**Given information**
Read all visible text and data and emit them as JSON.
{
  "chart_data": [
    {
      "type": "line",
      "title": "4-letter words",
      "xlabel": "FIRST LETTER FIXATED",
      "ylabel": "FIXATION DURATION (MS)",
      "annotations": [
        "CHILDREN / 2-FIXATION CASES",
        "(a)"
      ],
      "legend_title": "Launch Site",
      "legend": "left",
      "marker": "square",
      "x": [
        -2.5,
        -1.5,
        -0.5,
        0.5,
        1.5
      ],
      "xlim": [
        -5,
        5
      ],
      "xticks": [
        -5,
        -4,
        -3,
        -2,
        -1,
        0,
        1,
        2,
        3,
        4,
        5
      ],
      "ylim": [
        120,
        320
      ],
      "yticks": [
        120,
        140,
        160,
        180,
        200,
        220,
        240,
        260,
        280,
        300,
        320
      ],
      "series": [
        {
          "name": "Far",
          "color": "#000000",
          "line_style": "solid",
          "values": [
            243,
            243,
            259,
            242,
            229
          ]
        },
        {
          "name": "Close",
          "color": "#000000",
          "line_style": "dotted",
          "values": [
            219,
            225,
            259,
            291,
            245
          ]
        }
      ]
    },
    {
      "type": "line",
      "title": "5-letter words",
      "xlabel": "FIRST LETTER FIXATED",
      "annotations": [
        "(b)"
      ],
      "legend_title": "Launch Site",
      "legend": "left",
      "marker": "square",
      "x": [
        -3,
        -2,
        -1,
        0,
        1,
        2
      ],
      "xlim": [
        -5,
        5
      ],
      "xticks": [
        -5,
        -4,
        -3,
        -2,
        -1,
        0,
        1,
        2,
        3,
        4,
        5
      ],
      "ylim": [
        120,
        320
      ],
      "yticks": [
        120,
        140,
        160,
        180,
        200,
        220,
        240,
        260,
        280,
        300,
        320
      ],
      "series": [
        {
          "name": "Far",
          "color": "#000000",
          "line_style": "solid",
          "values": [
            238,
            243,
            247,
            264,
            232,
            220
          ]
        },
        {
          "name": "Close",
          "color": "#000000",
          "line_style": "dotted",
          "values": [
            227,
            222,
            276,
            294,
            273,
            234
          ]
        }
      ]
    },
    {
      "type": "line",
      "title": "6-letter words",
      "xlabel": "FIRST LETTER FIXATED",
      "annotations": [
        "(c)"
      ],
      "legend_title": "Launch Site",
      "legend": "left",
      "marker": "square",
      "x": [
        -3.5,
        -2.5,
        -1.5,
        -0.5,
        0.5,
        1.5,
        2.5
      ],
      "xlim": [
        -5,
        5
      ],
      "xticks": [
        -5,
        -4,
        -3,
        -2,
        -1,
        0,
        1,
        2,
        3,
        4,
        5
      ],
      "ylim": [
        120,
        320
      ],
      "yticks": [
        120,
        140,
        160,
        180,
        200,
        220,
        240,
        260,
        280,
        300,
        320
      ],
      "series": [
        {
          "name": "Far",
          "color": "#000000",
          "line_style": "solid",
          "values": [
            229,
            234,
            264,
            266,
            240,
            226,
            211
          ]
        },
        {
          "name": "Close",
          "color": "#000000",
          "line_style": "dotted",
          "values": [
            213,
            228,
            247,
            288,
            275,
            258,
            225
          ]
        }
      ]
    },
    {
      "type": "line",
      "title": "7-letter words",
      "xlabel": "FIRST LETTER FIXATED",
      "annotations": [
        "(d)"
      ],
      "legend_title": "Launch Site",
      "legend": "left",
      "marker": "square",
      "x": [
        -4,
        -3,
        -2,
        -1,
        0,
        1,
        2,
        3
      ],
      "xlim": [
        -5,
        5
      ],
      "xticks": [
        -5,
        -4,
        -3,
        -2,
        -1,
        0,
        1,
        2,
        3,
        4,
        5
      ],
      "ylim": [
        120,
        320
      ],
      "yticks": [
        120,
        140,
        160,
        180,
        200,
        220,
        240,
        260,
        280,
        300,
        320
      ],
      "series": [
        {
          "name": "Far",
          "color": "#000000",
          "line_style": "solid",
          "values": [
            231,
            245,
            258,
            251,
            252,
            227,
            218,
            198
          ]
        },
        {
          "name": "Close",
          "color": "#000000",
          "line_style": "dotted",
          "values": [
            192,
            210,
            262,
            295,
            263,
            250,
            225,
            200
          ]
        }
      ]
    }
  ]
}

**Aim of the exercise**
Write out every entry word for word.

**Result of this exercise**
Read all visible text and data and emit them as JSON.
{
  "chart_data": [
    {
      "type": "line",
      "title": "4-letter words",
      "xlabel": "FIRST LETTER FIXATED",
      "ylabel": "FIXATION DURATION (MS)",
      "annotations": [
        "CHILDREN / 2-FIXATION CASES",
        "(a)"
      ],
      "legend_title": "Launch Site",
      "legend": "left",
      "marker": "square",
      "x": [
        -2.5,
        -1.5,
        -0.5,
        0.5,
        1.5
      ],
      "xlim": [
        -5,
        5
      ],
      "xticks": [
        -5,
        -4,
        -3,
        -2,
        -1,
        0,
        1,
        2,
        3,
        4,
        5
      ],
      "ylim": [
        120,
        320
      ],
      "yticks": [
        120,
        140,
        160,
        180,
        200,
        220,
        240,
        260,
        280,
        300,
        320
      ],
      "series": [
        {
          "name": "Far",
          "color": "#000000",
          "line_style": "solid",
          "values": [
            243,
            243,
            259,
            242,
            229
          ]
        },
        {
          "name": "Close",
          "color": "#000000",
          "line_style": "dotted",
          "values": [
            219,
            225,
            259,
            291,
            245
          ]
        }
      ]
    },
    {
      "type": "line",
      "title": "5-letter words",
      "xlabel": "FIRST LETTER FIXATED",
      "annotations": [
        "(b)"
      ],
      "legend_title": "Launch Site",
      "legend": "left",
      "marker": "square",
      "x": [
        -3,
        -2,
        -1,
        0,
        1,
        2
      ],
      "xlim": [
        -5,
        5
      ],
      "xticks": [
        -5,
        -4,
        -3,
        -2,
        -1,
        0,
        1,
        2,
        3,
        4,
        5
      ],
      "ylim": [
        120,
        320
      ],
      "yticks": [
        120,
        140,
        160,
        180,
        200,
        220,
        240,
        260,
        280,
        300,
        320
      ],
      "series": [
        {
          "name": "Far",
          "color": "#000000",
          "line_style": "solid",
          "values": [
            238,
            243,
            247,
            264,
            232,
            220
          ]
        },
        {
          "name": "Close",
          "color": "#000000",
          "line_style": "dotted",
          "values": [
            227,
            222,
            276,
            294,
            273,
            234
          ]
        }
      ]
    },
    {
      "type": "line",
      "title": "6-letter words",
      "xlabel": "FIRST LETTER FIXATED",
      "annotations": [
        "(c)"
      ],
      "legend_title": "Launch Site",
      "legend": "left",
      "marker": "square",
      "x": [
        -3.5,
        -2.5,
        -1.5,
        -0.5,
        0.5,
        1.5,
        2.5
      ],
      "xlim": [
        -5,
        5
      ],
      "xticks": [
        -5,
        -4,
        -3,
        -2,
        -1,
        0,
        1,
        2,
        3,
        4,
        5
      ],
      "ylim": [
        120,
        320
      ],
      "yticks": [
        120,
        140,
        160,
        180,
        200,
        220,
        240,
        260,
        280,
        300,
        320
      ],
      "series": [
        {
          "name": "Far",
          "color": "#000000",
          "line_style": "solid",
          "values": [
            229,
            234,
            264,
            266,
            240,
            226,
            211
          ]
        },
        {
          "name": "Close",
          "color": "#000000",
          "line_style": "dotted",
          "values": [
            213,
            228,
            247,
            288,
            275,
            258,
            225
          ]
        }
      ]
    },
    {
      "type": "line",
      "title": "7-letter words",
      "xlabel": "FIRST LETTER FIXATED",
      "annotations": [
        "(d)"
      ],
      "legend_title": "Launch Site",
      "legend": "left",
      "marker": "square",
      "x": [
        -4,
        -3,
        -2,
        -1,
        0,
        1,
        2,
        3
      ],
      "xlim": [
        -5,
        5
      ],
      "xticks": [
        -5,
        -4,
        -3,
        -2,
        -1,
        0,
        1,
        2,
        3,
        4,
        5
      ],
      "ylim": [
        120,
        320
      ],
      "yticks": [
        120,
        140,
        160,
        180,
        200,
        220,
        240,
        260,
        280,
        300,
        320
      ],
      "series": [
        {
          "name": "Far",
          "color": "#000000",
          "line_style": "solid",
          "values": [
            231,
            245,
            258,
            251,
            252,
            227,
            218,
            198
          ]
        },
        {
          "name": "Close",
          "color": "#000000",
          "line_style": "dotted",
          "values": [
            192,
            210,
            262,
            295,
            263,
            250,
            225,
            200
          ]
        }
      ]
    }
  ]
}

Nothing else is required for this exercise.